Rows from a figure dataset:
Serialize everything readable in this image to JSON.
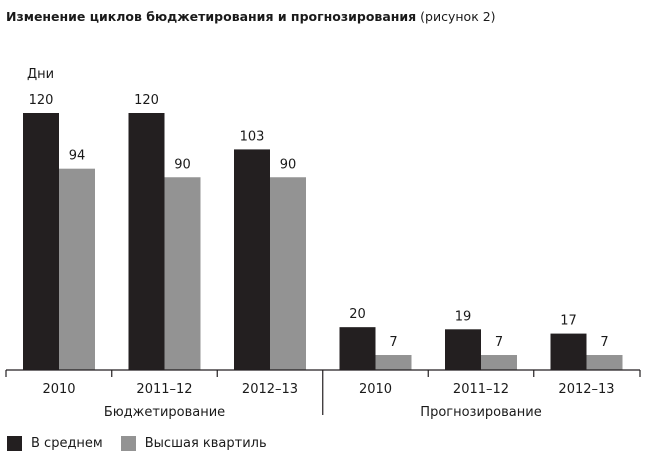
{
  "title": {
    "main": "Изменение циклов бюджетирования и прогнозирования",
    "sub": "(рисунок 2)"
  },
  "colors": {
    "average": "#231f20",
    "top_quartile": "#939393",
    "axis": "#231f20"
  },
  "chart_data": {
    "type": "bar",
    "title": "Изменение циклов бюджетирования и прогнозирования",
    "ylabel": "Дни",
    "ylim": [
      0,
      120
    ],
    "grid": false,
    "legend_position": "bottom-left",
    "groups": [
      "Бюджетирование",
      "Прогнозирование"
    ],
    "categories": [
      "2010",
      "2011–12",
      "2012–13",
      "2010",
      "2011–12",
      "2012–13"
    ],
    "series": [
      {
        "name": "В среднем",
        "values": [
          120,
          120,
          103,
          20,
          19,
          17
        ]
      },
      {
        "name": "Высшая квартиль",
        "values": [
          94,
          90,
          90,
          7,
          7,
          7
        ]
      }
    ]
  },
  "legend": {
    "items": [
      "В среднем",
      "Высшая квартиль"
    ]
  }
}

• **TASK BRIEF**: In the listing above, find each line with the word "name" and copy it.

• **FULL RESPONSE**:
        "name": "В среднем",
        "name": "Высшая квартиль",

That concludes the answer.